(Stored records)
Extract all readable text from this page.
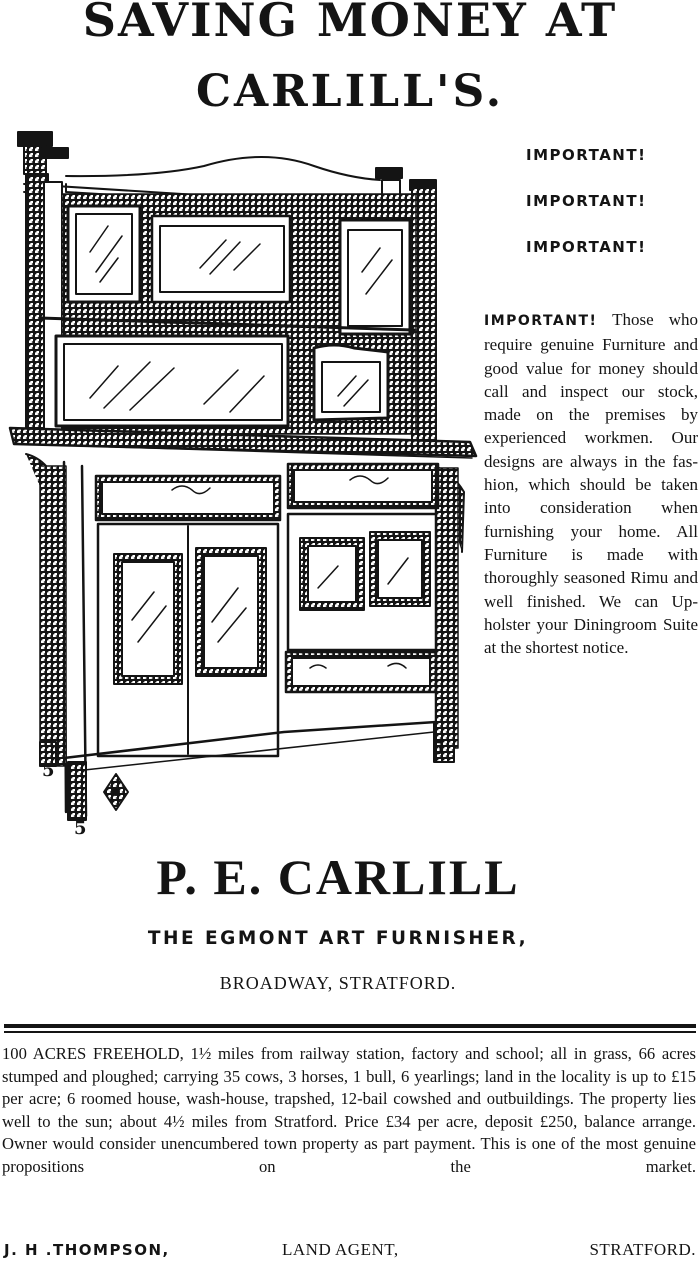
SAVING MONEY AT
CARLILL'S.
5
5
5
IMPORTANT!
IMPORTANT!
IMPORTANT!

IMPORTANT! Those who require genuine Furniture and good value for money should call and inspect our stock, made on the premises by experienced workmen. Our designs are always in the fashion, which should be taken into consideration when furnishing your home. All Furniture is made with thoroughly seasoned Rimu and well finished. We can Upholster your Diningroom Suite at the shortest notice.

P. E. CARLILL
THE EGMONT ART FURNISHER,
BROADWAY, STRATFORD.

100 ACRES FREEHOLD, 1½ miles from railway station, factory and school; all in grass, 66 acres stumped and ploughed; carrying 35 cows, 3 horses, 1 bull, 6 yearlings; land in the locality is up to £15 per acre; 6 roomed house, wash-house, trapshed, 12-bail cowshed and outbuildings. The property lies well to the sun; about 4½ miles from Stratford. Price £34 per acre, deposit £250, balance arrange. Owner would consider unencumbered town property as part payment. This is one of the most genuine propositions on the market.

J. H .THOMPSON,	LAND AGENT,	STRATFORD.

■ GIVEN EXERCISE: Identify the lines in the entries that hold "well" and return each one.

■ WRITTEN RESPONSE:
IMPORTANT! Those who require genuine Furniture and good value for money should call and inspect our stock, made on the premises by experienced workmen. Our designs are always in the fashion, which should be taken into consideration when furnishing your home. All Furniture is made with thoroughly seasoned Rimu and well finished. We can Upholster your Diningroom Suite at the shortest notice.
100 ACRES FREEHOLD, 1½ miles from railway station, factory and school; all in grass, 66 acres stumped and ploughed; carrying 35 cows, 3 horses, 1 bull, 6 yearlings; land in the locality is up to £15 per acre; 6 roomed house, wash-house, trapshed, 12-bail cowshed and outbuildings. The property lies well to the sun; about 4½ miles from Stratford. Price £34 per acre, deposit £250, balance arrange. Owner would consider unencumbered town property as part payment. This is one of the most genuine propositions on the market.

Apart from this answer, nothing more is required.